(What to produce): Write the records out again, precisely as they stand.

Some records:
··········

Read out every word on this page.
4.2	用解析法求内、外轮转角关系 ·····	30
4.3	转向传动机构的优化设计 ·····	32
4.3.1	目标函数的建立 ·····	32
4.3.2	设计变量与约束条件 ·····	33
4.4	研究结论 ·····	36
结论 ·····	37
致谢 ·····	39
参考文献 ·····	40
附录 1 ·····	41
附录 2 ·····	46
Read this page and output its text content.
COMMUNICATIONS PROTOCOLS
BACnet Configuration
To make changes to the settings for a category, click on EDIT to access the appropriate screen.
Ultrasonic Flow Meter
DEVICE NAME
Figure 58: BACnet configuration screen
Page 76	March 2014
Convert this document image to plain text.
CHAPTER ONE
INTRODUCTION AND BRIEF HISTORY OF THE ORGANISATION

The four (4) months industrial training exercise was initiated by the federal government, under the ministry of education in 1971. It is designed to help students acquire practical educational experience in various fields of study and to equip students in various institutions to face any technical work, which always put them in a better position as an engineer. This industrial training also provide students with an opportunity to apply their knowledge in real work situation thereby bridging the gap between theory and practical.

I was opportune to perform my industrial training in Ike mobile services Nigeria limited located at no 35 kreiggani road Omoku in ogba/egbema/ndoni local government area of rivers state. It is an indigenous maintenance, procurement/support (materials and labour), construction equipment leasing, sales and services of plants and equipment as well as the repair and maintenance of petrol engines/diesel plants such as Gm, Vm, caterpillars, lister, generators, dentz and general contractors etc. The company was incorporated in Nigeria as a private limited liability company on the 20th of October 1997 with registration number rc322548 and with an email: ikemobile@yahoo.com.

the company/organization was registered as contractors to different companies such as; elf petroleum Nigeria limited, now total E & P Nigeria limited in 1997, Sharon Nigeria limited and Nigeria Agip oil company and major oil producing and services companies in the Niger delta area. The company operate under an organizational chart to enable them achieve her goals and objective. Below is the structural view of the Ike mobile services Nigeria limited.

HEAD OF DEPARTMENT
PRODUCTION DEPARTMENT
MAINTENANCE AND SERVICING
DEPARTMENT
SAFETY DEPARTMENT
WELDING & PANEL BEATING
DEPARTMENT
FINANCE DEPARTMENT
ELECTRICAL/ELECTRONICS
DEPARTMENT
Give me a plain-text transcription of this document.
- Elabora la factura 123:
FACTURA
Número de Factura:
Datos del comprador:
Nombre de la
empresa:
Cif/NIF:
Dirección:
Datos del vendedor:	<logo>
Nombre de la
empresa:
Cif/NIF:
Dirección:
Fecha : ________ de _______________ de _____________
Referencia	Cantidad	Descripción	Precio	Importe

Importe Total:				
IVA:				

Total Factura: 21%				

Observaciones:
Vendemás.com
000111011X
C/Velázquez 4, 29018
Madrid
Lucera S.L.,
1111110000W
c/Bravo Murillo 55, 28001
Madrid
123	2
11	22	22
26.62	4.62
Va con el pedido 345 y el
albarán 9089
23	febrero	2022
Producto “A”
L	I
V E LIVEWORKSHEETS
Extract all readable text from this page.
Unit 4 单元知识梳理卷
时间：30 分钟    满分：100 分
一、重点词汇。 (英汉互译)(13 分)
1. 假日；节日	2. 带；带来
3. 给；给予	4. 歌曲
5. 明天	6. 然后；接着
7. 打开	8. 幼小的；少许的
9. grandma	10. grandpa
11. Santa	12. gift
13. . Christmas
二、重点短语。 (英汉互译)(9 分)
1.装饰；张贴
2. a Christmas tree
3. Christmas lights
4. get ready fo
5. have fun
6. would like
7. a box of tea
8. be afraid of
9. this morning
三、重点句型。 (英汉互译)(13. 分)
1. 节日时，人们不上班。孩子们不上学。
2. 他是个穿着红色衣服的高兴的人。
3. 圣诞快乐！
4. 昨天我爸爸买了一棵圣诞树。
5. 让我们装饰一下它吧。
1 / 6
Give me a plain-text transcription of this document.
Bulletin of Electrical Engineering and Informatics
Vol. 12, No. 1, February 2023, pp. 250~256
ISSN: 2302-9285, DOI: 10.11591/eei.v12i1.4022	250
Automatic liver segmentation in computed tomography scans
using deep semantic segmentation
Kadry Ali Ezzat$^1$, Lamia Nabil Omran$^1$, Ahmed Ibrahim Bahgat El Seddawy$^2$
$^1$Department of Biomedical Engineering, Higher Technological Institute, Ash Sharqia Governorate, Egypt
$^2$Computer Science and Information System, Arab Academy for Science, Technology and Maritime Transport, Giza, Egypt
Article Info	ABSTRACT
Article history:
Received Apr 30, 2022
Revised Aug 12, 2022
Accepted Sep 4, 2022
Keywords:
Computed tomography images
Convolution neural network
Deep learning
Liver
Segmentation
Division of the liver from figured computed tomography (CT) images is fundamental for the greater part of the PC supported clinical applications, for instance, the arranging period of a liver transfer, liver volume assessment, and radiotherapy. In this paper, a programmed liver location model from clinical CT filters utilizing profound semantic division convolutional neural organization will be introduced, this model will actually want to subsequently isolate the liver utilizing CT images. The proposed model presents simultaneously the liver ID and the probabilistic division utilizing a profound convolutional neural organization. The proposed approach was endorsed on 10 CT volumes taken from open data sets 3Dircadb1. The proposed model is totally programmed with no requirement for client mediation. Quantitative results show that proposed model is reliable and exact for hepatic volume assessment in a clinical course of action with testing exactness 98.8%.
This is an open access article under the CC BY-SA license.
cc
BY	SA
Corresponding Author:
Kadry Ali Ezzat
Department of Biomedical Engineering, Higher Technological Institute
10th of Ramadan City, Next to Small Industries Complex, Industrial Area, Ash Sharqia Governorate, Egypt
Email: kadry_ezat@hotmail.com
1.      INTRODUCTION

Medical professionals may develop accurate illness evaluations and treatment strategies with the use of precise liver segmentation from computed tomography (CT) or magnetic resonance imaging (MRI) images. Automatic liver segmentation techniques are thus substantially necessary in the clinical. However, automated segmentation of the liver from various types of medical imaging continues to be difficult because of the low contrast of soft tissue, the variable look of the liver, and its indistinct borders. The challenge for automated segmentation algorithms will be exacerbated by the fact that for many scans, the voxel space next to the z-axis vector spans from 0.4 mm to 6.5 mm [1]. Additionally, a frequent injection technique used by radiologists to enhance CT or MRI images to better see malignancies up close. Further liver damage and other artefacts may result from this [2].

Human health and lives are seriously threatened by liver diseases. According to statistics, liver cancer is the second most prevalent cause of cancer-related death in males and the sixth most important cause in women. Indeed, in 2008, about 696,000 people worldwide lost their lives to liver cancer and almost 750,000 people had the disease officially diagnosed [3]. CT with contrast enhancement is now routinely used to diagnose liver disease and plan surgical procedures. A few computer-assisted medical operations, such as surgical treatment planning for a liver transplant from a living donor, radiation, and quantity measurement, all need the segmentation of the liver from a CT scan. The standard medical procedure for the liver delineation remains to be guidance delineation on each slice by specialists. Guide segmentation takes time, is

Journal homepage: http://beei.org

··········

(Solution for this problem):
Read out every word on this page.
4.2	用解析法求内、外轮转角关系 ·····	30
4.3	转向传动机构的优化设计 ·····	32
4.3.1	目标函数的建立 ·····	32
4.3.2	设计变量与约束条件 ·····	33
4.4	研究结论 ·····	36
结论 ·····	37
致谢 ·····	39
参考文献 ·····	40
附录 1 ·····	41
附录 2 ·····	46
Read this page and output its text content.
COMMUNICATIONS PROTOCOLS
BACnet Configuration
To make changes to the settings for a category, click on EDIT to access the appropriate screen.
Ultrasonic Flow Meter
DEVICE NAME
Figure 58: BACnet configuration screen
Page 76	March 2014
Convert this document image to plain text.
CHAPTER ONE
INTRODUCTION AND BRIEF HISTORY OF THE ORGANISATION

The four (4) months industrial training exercise was initiated by the federal government, under the ministry of education in 1971. It is designed to help students acquire practical educational experience in various fields of study and to equip students in various institutions to face any technical work, which always put them in a better position as an engineer. This industrial training also provide students with an opportunity to apply their knowledge in real work situation thereby bridging the gap between theory and practical.

I was opportune to perform my industrial training in Ike mobile services Nigeria limited located at no 35 kreiggani road Omoku in ogba/egbema/ndoni local government area of rivers state. It is an indigenous maintenance, procurement/support (materials and labour), construction equipment leasing, sales and services of plants and equipment as well as the repair and maintenance of petrol engines/diesel plants such as Gm, Vm, caterpillars, lister, generators, dentz and general contractors etc. The company was incorporated in Nigeria as a private limited liability company on the 20th of October 1997 with registration number rc322548 and with an email: ikemobile@yahoo.com.

the company/organization was registered as contractors to different companies such as; elf petroleum Nigeria limited, now total E & P Nigeria limited in 1997, Sharon Nigeria limited and Nigeria Agip oil company and major oil producing and services companies in the Niger delta area. The company operate under an organizational chart to enable them achieve her goals and objective. Below is the structural view of the Ike mobile services Nigeria limited.

HEAD OF DEPARTMENT
PRODUCTION DEPARTMENT
MAINTENANCE AND SERVICING
DEPARTMENT
SAFETY DEPARTMENT
WELDING & PANEL BEATING
DEPARTMENT
FINANCE DEPARTMENT
ELECTRICAL/ELECTRONICS
DEPARTMENT
Give me a plain-text transcription of this document.
- Elabora la factura 123:
FACTURA
Número de Factura:
Datos del comprador:
Nombre de la
empresa:
Cif/NIF:
Dirección:
Datos del vendedor:	<logo>
Nombre de la
empresa:
Cif/NIF:
Dirección:
Fecha : ________ de _______________ de _____________
Referencia	Cantidad	Descripción	Precio	Importe

Importe Total:				
IVA:				

Total Factura: 21%				

Observaciones:
Vendemás.com
000111011X
C/Velázquez 4, 29018
Madrid
Lucera S.L.,
1111110000W
c/Bravo Murillo 55, 28001
Madrid
123	2
11	22	22
26.62	4.62
Va con el pedido 345 y el
albarán 9089
23	febrero	2022
Producto “A”
L	I
V E LIVEWORKSHEETS
Extract all readable text from this page.
Unit 4 单元知识梳理卷
时间：30 分钟    满分：100 分
一、重点词汇。 (英汉互译)(13 分)
1. 假日；节日	2. 带；带来
3. 给；给予	4. 歌曲
5. 明天	6. 然后；接着
7. 打开	8. 幼小的；少许的
9. grandma	10. grandpa
11. Santa	12. gift
13. . Christmas
二、重点短语。 (英汉互译)(9 分)
1.装饰；张贴
2. a Christmas tree
3. Christmas lights
4. get ready fo
5. have fun
6. would like
7. a box of tea
8. be afraid of
9. this morning
三、重点句型。 (英汉互译)(13. 分)
1. 节日时，人们不上班。孩子们不上学。
2. 他是个穿着红色衣服的高兴的人。
3. 圣诞快乐！
4. 昨天我爸爸买了一棵圣诞树。
5. 让我们装饰一下它吧。
1 / 6
Give me a plain-text transcription of this document.
Bulletin of Electrical Engineering and Informatics
Vol. 12, No. 1, February 2023, pp. 250~256
ISSN: 2302-9285, DOI: 10.11591/eei.v12i1.4022	250
Automatic liver segmentation in computed tomography scans
using deep semantic segmentation
Kadry Ali Ezzat$^1$, Lamia Nabil Omran$^1$, Ahmed Ibrahim Bahgat El Seddawy$^2$
$^1$Department of Biomedical Engineering, Higher Technological Institute, Ash Sharqia Governorate, Egypt
$^2$Computer Science and Information System, Arab Academy for Science, Technology and Maritime Transport, Giza, Egypt
Article Info	ABSTRACT
Article history:
Received Apr 30, 2022
Revised Aug 12, 2022
Accepted Sep 4, 2022
Keywords:
Computed tomography images
Convolution neural network
Deep learning
Liver
Segmentation
Division of the liver from figured computed tomography (CT) images is fundamental for the greater part of the PC supported clinical applications, for instance, the arranging period of a liver transfer, liver volume assessment, and radiotherapy. In this paper, a programmed liver location model from clinical CT filters utilizing profound semantic division convolutional neural organization will be introduced, this model will actually want to subsequently isolate the liver utilizing CT images. The proposed model presents simultaneously the liver ID and the probabilistic division utilizing a profound convolutional neural organization. The proposed approach was endorsed on 10 CT volumes taken from open data sets 3Dircadb1. The proposed model is totally programmed with no requirement for client mediation. Quantitative results show that proposed model is reliable and exact for hepatic volume assessment in a clinical course of action with testing exactness 98.8%.
This is an open access article under the CC BY-SA license.
cc
BY	SA
Corresponding Author:
Kadry Ali Ezzat
Department of Biomedical Engineering, Higher Technological Institute
10th of Ramadan City, Next to Small Industries Complex, Industrial Area, Ash Sharqia Governorate, Egypt
Email: kadry_ezat@hotmail.com
1.      INTRODUCTION

Medical professionals may develop accurate illness evaluations and treatment strategies with the use of precise liver segmentation from computed tomography (CT) or magnetic resonance imaging (MRI) images. Automatic liver segmentation techniques are thus substantially necessary in the clinical. However, automated segmentation of the liver from various types of medical imaging continues to be difficult because of the low contrast of soft tissue, the variable look of the liver, and its indistinct borders. The challenge for automated segmentation algorithms will be exacerbated by the fact that for many scans, the voxel space next to the z-axis vector spans from 0.4 mm to 6.5 mm [1]. Additionally, a frequent injection technique used by radiologists to enhance CT or MRI images to better see malignancies up close. Further liver damage and other artefacts may result from this [2].

Human health and lives are seriously threatened by liver diseases. According to statistics, liver cancer is the second most prevalent cause of cancer-related death in males and the sixth most important cause in women. Indeed, in 2008, about 696,000 people worldwide lost their lives to liver cancer and almost 750,000 people had the disease officially diagnosed [3]. CT with contrast enhancement is now routinely used to diagnose liver disease and plan surgical procedures. A few computer-assisted medical operations, such as surgical treatment planning for a liver transplant from a living donor, radiation, and quantity measurement, all need the segmentation of the liver from a CT scan. The standard medical procedure for the liver delineation remains to be guidance delineation on each slice by specialists. Guide segmentation takes time, is

Journal homepage: http://beei.org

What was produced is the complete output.